EXERCISE TEXT ->

----

Speech recognition technology company Voiceitt announced it scored $4.7 million in funding. The startup will extend the round to meet a new goal of $10 million.
The round was led by AMIT Technion with participation from Third Culture Capital (3CC) and Cisco Investments.
The Israeli company said it has raised $20 million since its formation in 2012, including $5M of non-dilutive funding from grants and competitions.
WHAT THEY DO
Voiceitt offers an AI-based speech recognition app for individuals with speech impairments to communicate, translating unintelligible and atypical speech in real time.
The company will use the latest funds to scale its platform, accelerate commercialization and expand its proprietary speech database.
“Thanks to the incredible support of new investors Cisco Investments and Third Culture Capital, the positive feedback for Voiceitt has been overwhelming and led to over-subscribing of the round. This enthusiasm affirms what we already know — enterprises need inclusive voice technology solutions to enhance their commercial landscape. We are excited for the continued momentum to make voice AI more accessible,” Karl Anderson, chairman of the board at Voiceitt and CEO of Viking Maccabee Ventures, wrote to MobiHealthNews in an email.
Voiceitt is an Amazon Alexa Fund portfolio company that participated in the Alexa Accelerator, powered by Techstars in Seattle in 2018. In 2020, the company received $10 million in Series A funding to support individuals with speech impairments during the pandemic.
In October, the University of Illinois Urbana-Champaign announced its own initiative to expand speech capabilities for those with disabilities via the Speech Accessibility Project, a collaboration between the university and tech giants Amazon, Microsoft, Meta, Apple, Google and other nonprofit partners.
The project will collect speech samples from individuals with diverse speech patterns, and the university will recruit paid volunteers to contribute recorded voice samples. The samples collected will help to train machine learning models to identify various speech patterns, focusing first on American English.

----

DATASET EXCERPTS ->

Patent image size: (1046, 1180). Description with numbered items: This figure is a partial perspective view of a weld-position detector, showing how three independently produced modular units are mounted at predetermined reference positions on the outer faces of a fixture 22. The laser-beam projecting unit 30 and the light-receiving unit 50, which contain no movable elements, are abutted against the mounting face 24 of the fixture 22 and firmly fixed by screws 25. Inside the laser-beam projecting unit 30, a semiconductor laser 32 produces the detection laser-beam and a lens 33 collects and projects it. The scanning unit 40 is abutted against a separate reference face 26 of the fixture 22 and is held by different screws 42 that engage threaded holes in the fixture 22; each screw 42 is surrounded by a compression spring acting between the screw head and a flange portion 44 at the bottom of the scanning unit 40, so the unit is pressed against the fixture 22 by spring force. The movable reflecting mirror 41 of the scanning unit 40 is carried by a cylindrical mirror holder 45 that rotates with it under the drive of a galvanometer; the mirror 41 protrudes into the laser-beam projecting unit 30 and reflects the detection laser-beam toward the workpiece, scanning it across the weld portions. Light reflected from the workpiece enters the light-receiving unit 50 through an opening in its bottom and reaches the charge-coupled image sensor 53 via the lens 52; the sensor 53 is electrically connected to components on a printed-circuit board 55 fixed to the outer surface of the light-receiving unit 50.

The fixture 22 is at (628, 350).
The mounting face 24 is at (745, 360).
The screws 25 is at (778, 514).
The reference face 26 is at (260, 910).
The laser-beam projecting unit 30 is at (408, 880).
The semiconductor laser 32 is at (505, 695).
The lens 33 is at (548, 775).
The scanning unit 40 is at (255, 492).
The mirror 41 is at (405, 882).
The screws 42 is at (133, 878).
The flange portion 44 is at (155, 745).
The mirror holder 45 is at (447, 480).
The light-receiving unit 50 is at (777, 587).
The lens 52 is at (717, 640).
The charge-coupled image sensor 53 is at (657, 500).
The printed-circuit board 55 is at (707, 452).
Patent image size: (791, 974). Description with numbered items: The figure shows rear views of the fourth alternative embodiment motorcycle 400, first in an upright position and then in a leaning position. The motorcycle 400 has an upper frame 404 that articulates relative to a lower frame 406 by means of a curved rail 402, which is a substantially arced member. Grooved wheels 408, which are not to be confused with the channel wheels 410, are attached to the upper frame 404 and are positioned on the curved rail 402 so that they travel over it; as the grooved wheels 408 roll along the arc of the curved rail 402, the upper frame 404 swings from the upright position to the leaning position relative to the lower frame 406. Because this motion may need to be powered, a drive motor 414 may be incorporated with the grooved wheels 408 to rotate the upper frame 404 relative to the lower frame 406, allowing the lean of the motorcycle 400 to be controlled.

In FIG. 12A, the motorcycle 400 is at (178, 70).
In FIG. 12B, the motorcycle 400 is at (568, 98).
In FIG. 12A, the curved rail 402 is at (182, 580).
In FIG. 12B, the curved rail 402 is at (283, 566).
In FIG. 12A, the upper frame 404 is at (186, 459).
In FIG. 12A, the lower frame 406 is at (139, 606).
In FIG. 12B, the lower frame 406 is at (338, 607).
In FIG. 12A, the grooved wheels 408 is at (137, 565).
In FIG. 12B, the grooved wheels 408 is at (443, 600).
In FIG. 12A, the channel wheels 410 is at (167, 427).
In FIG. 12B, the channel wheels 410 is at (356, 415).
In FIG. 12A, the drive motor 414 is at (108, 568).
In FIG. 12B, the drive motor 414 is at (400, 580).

----

WHAT YOU NEED TO DO ->
Answer these from the text on Voiceitt's funding:
1. Who led the funding round?
2. In what year was Voiceitt formed?
3. Which language will the Speech Accessibility Project focus on first?

ANSWER TO THE EXERCISE ->
1. AMIT Technion
2. 2012
3. American English